WRITTEN PROBLEM> Present each line of the entries below that holds the word "arrowhead".

DATA IN THIS EXERCISE>

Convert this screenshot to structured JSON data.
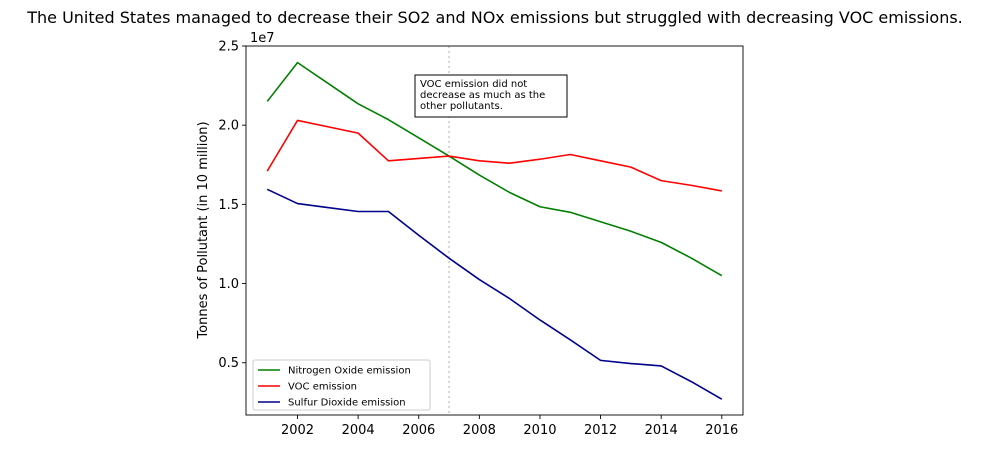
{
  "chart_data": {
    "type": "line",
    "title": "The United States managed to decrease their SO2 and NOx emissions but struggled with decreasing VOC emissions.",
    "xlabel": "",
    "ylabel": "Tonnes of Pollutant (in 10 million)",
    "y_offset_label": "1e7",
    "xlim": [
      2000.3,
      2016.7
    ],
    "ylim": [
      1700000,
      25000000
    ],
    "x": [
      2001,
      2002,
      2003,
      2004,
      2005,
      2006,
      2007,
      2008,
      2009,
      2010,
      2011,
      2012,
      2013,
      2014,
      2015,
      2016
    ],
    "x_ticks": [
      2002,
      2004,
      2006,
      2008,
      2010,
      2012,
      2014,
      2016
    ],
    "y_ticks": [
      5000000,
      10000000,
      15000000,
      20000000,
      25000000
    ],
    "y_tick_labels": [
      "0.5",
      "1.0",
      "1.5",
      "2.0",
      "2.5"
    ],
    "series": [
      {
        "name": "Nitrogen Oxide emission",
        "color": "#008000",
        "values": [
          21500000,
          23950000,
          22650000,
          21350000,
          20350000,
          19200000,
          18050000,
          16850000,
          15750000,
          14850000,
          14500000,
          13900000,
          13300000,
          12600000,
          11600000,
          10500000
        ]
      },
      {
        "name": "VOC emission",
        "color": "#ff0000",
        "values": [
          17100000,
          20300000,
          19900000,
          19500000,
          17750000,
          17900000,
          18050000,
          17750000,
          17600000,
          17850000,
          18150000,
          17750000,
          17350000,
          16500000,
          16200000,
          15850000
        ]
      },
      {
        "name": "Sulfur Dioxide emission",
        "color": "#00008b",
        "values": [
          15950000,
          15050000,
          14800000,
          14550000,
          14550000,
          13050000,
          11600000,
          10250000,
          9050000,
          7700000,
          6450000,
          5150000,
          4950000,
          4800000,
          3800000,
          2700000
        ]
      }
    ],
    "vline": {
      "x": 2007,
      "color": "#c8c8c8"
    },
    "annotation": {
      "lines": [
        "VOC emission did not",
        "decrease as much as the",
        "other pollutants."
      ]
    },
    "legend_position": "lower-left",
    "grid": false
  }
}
...
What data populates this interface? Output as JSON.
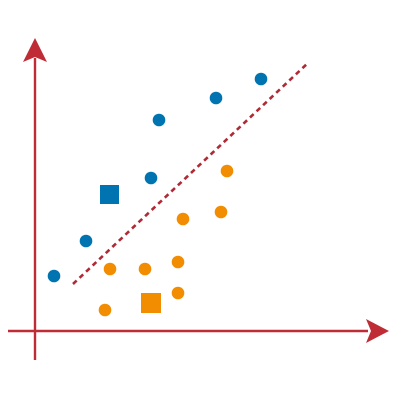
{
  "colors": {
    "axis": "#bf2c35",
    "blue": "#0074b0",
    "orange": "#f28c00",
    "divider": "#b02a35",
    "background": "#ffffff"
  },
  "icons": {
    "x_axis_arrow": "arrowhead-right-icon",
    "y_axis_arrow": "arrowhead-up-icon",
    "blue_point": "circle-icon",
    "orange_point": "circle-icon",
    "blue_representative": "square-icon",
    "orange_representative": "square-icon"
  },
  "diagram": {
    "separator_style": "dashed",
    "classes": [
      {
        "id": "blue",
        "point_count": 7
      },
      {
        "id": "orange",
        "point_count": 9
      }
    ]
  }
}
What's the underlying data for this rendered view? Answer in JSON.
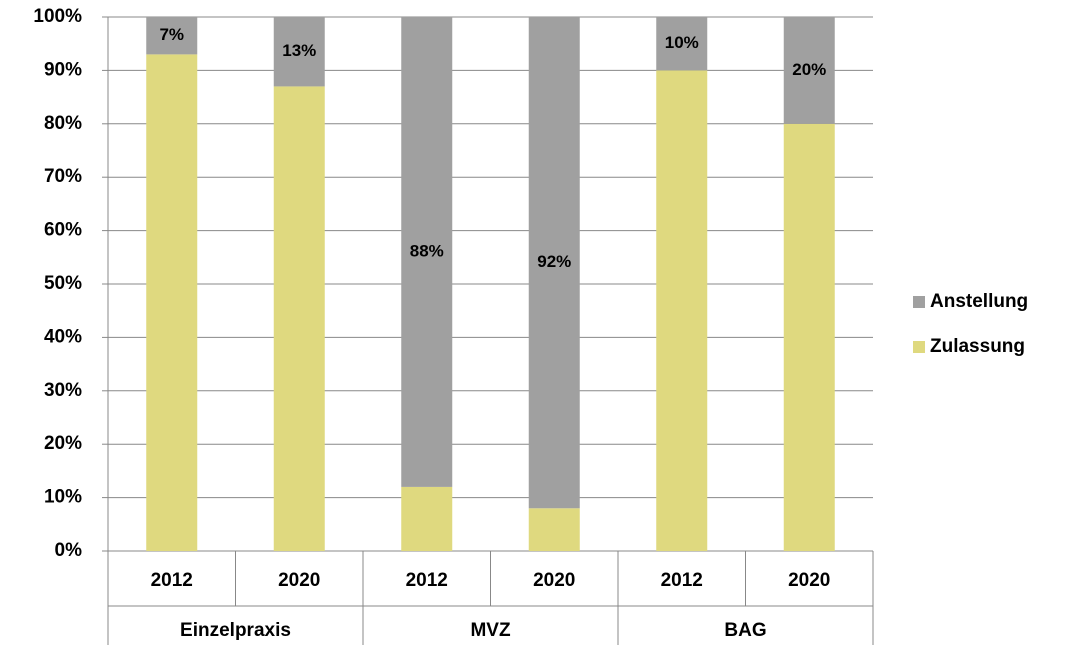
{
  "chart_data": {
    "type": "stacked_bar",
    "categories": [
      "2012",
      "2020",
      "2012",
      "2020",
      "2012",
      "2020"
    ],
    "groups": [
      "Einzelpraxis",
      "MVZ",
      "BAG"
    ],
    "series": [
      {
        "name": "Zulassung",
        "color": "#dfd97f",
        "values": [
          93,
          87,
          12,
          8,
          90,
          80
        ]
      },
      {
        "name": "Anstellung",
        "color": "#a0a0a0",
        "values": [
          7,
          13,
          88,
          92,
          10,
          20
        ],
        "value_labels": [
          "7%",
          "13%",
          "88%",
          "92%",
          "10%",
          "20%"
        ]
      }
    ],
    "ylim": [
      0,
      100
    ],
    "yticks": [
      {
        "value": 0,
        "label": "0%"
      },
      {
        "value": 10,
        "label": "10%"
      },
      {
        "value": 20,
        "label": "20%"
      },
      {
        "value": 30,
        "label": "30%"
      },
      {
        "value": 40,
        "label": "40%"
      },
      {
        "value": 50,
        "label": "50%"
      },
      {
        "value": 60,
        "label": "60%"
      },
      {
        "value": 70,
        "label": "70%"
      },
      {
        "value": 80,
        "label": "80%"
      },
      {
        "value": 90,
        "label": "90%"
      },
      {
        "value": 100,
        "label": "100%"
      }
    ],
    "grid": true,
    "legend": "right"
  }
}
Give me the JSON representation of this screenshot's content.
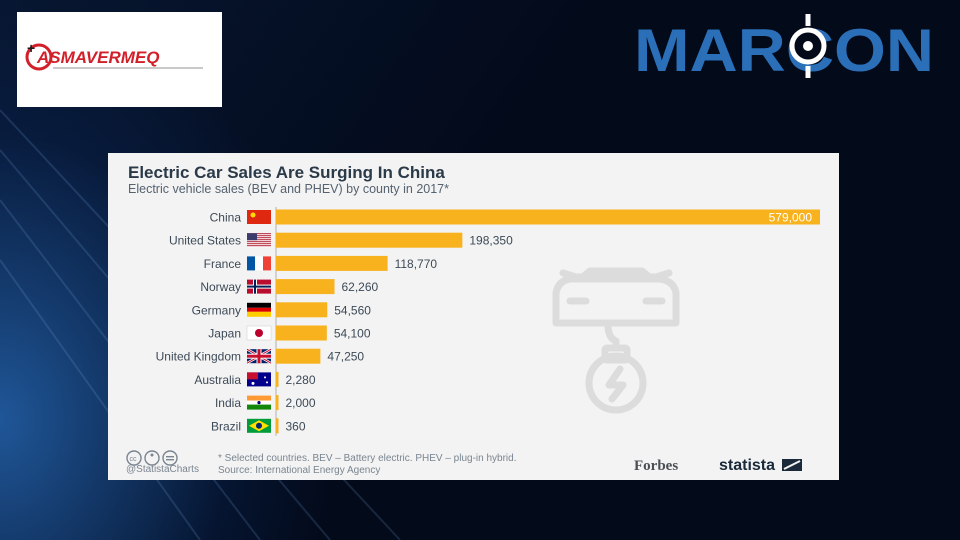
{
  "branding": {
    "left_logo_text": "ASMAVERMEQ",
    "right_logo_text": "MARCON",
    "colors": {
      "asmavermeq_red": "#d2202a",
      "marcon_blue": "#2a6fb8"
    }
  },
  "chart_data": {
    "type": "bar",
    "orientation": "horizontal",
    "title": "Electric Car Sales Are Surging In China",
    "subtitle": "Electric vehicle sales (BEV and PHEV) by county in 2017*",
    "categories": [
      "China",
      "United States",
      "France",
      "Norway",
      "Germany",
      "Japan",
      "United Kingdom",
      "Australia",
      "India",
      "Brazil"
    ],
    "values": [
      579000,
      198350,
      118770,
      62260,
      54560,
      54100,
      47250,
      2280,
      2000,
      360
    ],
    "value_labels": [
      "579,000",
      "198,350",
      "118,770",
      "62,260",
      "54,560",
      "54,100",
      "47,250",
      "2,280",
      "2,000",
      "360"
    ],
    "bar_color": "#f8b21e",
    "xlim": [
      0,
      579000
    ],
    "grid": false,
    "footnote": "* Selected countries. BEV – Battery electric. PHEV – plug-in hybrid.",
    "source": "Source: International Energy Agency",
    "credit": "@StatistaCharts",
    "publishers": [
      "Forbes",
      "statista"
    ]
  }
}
==
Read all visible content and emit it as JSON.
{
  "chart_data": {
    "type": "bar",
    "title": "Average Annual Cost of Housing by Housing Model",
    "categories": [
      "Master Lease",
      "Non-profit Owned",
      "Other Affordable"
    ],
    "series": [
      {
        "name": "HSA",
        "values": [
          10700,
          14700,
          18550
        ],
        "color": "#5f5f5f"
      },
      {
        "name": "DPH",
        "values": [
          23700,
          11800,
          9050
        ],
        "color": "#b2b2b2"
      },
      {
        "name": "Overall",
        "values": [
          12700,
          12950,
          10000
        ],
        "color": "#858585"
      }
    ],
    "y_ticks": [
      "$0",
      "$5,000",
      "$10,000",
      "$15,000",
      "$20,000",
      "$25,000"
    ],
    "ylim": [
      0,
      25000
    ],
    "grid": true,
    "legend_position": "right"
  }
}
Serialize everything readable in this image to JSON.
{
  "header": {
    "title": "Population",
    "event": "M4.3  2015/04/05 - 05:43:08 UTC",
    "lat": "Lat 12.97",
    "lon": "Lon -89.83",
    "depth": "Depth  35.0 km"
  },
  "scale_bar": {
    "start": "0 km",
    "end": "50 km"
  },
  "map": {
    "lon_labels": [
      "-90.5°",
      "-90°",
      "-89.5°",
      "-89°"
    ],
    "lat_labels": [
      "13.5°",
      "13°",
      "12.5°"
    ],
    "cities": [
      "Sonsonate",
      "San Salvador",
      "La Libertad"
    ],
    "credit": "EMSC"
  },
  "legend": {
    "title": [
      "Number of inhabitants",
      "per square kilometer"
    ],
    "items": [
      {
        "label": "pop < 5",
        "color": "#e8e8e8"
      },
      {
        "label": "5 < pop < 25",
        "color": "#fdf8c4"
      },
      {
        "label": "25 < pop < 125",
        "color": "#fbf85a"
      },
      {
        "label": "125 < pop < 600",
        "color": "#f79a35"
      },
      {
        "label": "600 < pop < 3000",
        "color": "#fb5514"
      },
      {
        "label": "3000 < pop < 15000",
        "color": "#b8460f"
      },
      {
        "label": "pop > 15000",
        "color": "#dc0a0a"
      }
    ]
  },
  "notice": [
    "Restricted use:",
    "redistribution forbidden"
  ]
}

TASK OUTPUT>
    "x_axis_arrow": "arrowhead-right-icon",
    "y_axis_arrow": "arrowhead-up-icon",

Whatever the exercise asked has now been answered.